Directions for this task ->
Scan the material for the word "PLATE", and copy each line where it shows up.

###

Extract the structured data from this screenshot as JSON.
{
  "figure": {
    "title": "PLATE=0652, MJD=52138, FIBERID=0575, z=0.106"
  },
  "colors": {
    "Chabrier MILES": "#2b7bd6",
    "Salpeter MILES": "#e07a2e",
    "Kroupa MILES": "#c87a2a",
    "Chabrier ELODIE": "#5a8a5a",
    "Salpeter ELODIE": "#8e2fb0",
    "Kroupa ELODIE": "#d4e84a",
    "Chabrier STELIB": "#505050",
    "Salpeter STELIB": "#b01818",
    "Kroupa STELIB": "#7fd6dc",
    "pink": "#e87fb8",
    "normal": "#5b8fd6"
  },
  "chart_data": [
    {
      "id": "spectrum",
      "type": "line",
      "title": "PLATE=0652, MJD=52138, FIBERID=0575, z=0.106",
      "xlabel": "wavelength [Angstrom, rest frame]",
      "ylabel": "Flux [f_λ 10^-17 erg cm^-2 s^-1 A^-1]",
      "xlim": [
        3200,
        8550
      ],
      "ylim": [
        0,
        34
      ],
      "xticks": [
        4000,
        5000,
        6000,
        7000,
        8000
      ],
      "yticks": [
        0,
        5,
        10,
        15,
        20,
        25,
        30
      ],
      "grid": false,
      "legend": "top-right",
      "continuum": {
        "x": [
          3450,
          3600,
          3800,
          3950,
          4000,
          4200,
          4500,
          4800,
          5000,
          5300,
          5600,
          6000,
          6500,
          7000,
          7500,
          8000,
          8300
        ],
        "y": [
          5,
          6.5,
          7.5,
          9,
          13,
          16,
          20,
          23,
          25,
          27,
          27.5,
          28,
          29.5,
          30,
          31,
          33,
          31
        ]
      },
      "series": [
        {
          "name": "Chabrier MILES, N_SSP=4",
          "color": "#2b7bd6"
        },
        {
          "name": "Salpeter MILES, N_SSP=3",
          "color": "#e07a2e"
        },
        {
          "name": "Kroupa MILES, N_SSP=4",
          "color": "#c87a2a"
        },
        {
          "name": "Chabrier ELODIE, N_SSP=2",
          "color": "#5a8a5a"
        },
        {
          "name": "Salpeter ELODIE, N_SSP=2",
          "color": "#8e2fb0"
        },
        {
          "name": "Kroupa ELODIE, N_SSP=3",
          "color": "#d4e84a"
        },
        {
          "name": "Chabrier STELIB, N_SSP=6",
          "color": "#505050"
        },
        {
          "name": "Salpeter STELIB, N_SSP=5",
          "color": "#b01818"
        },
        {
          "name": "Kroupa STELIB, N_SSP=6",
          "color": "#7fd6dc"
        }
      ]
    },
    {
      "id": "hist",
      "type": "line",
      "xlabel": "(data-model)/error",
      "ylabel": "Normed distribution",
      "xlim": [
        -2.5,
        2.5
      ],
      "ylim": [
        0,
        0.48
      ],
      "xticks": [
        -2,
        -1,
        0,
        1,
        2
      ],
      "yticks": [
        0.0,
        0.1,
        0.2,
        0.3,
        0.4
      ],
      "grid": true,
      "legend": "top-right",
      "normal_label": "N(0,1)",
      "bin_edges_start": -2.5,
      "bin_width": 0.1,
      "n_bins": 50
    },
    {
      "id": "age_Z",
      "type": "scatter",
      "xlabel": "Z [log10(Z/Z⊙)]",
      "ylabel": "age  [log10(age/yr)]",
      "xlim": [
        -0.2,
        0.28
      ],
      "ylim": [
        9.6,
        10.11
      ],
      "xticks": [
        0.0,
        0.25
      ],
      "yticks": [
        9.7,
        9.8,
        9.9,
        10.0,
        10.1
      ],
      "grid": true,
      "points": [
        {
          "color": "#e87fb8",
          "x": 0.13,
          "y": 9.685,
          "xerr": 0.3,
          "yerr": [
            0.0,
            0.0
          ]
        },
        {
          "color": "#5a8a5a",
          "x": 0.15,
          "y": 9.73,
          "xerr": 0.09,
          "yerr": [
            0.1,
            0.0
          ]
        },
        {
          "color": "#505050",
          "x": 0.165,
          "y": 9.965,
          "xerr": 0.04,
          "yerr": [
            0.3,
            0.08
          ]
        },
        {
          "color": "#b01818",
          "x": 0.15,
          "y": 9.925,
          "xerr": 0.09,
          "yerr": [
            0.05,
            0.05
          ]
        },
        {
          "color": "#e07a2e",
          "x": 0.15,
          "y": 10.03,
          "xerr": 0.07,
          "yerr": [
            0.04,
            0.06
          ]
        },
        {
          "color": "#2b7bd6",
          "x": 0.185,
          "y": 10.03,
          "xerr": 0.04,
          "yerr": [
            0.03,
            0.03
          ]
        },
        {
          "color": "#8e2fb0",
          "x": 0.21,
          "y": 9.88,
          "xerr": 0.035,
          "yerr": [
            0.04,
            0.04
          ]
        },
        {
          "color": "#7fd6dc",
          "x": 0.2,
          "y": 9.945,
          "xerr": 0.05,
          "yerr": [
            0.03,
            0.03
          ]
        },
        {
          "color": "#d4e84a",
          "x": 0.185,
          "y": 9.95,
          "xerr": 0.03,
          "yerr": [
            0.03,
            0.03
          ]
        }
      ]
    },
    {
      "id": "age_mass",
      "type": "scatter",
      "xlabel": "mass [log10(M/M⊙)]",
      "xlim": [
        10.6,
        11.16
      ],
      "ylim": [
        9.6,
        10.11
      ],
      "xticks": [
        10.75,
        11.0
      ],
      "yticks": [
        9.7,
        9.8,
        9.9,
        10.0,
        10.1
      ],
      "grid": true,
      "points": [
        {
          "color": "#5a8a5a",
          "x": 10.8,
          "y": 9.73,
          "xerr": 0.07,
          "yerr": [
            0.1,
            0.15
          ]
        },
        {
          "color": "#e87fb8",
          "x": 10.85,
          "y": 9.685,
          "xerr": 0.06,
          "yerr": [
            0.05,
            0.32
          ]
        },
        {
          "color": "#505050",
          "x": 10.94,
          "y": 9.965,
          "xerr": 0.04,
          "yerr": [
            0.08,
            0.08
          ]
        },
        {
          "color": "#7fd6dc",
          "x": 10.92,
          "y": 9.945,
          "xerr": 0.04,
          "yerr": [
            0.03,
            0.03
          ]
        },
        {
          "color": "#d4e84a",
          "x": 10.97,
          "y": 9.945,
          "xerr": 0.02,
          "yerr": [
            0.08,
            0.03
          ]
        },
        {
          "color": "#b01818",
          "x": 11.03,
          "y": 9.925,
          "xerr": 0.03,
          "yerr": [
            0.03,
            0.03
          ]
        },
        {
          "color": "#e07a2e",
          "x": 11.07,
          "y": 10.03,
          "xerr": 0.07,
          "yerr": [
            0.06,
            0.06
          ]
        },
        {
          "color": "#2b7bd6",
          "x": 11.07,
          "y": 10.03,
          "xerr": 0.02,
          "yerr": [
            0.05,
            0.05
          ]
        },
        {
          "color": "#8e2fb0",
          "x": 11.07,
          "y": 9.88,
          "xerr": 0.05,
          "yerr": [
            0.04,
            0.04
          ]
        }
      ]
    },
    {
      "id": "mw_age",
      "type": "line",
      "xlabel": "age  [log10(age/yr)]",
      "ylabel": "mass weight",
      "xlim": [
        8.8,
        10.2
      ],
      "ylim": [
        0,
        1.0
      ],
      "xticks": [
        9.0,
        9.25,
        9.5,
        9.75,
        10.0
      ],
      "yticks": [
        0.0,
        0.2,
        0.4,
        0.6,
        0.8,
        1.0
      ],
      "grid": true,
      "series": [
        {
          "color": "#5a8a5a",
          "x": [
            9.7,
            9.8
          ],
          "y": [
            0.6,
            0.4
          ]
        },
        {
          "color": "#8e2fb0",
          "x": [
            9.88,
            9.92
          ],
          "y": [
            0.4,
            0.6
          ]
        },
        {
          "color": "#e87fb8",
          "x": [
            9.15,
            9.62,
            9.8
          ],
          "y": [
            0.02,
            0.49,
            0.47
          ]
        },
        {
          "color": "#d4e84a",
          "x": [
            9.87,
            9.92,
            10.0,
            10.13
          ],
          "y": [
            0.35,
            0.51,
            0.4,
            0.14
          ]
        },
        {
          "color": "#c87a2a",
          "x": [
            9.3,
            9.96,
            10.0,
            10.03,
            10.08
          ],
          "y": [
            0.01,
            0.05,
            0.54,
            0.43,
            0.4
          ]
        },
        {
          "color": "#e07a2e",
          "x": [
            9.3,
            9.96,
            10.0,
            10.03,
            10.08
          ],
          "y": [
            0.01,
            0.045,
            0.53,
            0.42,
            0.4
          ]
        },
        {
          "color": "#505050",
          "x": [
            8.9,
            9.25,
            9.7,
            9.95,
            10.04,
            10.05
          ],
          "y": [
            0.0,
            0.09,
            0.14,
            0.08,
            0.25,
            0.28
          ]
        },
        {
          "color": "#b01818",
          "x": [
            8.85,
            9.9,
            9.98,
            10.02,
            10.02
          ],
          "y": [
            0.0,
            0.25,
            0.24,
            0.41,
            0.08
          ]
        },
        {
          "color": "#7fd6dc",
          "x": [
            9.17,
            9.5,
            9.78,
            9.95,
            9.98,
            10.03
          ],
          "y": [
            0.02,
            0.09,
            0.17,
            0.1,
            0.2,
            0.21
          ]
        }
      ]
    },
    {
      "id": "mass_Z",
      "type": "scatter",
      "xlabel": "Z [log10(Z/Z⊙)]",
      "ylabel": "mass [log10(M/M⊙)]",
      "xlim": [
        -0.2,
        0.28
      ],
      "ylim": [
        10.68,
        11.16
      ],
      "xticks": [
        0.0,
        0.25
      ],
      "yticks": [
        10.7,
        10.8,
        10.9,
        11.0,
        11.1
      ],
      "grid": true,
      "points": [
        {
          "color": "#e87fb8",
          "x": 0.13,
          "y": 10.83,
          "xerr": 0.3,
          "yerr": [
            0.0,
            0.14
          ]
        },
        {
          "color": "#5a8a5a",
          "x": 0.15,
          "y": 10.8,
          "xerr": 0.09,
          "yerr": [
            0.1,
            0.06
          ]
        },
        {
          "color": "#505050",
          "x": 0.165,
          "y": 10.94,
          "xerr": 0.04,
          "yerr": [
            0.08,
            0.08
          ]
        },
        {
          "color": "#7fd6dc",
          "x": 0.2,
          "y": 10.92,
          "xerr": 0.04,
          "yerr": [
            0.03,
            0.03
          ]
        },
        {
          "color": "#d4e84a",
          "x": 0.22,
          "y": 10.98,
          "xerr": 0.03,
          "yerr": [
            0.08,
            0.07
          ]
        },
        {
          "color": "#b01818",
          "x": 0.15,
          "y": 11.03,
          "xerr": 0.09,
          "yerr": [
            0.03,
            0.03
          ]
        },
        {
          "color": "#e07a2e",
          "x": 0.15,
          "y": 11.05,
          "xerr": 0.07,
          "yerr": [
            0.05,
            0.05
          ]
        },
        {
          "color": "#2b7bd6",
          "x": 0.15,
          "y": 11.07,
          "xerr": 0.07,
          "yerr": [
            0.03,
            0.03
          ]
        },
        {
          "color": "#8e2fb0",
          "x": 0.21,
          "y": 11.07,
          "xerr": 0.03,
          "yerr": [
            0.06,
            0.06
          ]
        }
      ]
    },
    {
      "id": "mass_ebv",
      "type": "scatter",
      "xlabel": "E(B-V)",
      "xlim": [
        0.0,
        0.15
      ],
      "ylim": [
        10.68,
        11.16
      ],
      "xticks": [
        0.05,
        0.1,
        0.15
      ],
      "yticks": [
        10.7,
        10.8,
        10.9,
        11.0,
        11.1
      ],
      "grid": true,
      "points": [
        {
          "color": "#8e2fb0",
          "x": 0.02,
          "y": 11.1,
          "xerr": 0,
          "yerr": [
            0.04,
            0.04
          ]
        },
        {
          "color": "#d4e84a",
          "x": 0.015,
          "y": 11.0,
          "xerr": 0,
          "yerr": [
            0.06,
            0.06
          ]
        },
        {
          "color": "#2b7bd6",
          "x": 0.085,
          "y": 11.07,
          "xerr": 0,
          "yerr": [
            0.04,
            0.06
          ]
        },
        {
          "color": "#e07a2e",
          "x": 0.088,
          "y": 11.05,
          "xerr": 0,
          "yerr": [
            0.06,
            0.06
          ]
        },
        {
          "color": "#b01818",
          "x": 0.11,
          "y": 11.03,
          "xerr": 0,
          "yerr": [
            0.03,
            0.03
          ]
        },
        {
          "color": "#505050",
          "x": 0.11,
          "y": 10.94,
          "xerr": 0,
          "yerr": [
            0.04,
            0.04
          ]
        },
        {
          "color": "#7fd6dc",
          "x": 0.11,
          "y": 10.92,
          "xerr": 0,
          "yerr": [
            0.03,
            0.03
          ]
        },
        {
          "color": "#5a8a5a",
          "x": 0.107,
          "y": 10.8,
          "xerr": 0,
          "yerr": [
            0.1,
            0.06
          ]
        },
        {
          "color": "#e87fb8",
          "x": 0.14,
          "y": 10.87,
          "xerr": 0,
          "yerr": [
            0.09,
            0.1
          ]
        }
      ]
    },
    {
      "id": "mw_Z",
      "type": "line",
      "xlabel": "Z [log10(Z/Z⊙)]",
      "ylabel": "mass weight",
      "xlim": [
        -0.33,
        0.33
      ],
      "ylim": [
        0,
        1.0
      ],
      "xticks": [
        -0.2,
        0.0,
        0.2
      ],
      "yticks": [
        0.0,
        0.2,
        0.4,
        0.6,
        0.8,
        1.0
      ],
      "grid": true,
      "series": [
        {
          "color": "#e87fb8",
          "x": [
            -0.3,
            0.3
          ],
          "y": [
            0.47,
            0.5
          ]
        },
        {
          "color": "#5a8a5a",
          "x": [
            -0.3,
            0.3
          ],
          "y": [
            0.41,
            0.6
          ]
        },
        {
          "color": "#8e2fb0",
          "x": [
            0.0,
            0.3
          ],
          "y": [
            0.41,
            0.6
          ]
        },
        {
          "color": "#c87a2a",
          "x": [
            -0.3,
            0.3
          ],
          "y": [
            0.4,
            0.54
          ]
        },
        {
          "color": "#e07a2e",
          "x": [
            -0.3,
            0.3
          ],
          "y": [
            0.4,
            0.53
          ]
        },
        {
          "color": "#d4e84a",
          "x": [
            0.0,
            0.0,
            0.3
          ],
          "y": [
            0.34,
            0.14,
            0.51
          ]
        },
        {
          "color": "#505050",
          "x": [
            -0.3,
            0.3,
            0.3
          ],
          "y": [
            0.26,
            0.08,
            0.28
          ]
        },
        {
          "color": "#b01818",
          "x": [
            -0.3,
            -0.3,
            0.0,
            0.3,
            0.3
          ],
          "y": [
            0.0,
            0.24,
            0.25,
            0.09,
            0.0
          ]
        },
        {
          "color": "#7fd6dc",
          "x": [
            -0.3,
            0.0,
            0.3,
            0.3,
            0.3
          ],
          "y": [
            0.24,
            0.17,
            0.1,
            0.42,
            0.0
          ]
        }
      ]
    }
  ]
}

###

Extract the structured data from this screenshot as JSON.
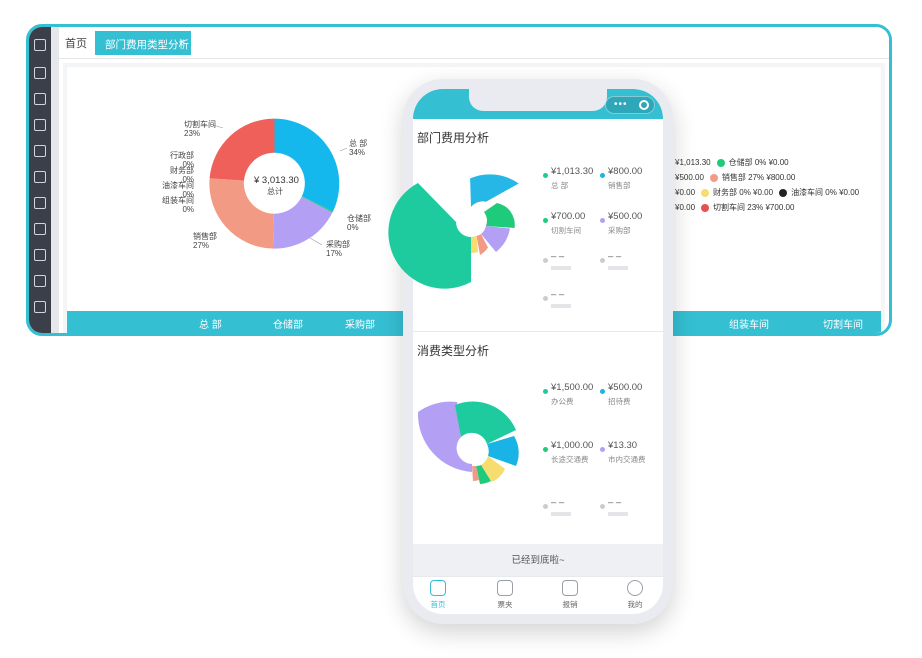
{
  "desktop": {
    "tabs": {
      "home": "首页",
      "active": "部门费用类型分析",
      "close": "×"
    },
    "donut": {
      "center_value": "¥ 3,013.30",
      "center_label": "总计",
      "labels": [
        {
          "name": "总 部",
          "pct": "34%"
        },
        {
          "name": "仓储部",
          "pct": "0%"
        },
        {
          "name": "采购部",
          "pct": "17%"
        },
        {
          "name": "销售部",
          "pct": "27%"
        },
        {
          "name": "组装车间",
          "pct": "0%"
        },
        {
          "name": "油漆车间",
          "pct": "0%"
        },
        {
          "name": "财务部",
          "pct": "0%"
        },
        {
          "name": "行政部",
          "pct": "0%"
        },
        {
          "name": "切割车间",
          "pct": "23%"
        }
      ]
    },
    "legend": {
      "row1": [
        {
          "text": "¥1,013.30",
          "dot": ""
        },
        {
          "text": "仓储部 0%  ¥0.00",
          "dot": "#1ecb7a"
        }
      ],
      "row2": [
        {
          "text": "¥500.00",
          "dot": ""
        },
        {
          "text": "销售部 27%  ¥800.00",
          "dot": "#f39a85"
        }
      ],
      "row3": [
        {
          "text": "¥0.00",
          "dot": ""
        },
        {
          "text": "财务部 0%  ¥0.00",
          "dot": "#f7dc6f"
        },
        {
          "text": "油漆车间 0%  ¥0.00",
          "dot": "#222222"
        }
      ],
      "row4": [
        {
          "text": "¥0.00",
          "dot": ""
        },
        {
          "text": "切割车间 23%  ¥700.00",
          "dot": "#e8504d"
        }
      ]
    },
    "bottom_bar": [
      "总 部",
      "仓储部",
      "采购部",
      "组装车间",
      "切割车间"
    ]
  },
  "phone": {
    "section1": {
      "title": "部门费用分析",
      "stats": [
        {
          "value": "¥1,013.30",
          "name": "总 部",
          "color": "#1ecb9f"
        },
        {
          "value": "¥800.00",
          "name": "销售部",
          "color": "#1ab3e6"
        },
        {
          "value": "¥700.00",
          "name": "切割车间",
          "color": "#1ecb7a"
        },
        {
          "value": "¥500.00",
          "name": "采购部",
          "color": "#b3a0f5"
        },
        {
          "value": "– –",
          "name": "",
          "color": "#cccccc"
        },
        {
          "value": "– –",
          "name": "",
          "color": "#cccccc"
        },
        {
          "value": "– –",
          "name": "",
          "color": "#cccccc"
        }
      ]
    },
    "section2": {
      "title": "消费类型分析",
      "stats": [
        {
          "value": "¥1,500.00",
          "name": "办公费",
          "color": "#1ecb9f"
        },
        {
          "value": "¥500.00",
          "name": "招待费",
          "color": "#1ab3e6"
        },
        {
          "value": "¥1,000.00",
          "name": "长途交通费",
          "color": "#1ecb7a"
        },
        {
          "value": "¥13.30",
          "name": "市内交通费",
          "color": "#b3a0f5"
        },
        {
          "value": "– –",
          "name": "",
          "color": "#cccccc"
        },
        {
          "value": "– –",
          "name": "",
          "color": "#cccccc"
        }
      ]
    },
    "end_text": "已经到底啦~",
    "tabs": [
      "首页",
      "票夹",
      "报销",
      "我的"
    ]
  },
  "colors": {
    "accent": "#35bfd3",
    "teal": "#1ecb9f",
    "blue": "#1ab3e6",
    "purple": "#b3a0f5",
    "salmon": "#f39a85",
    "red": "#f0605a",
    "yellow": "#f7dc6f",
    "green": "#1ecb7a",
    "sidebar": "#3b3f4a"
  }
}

###

Answer for the task ->
    "title": "PLATE=0652, MJD=52138, FIBERID=0575, z=0.106"
      "title": "PLATE=0652, MJD=52138, FIBERID=0575, z=0.106",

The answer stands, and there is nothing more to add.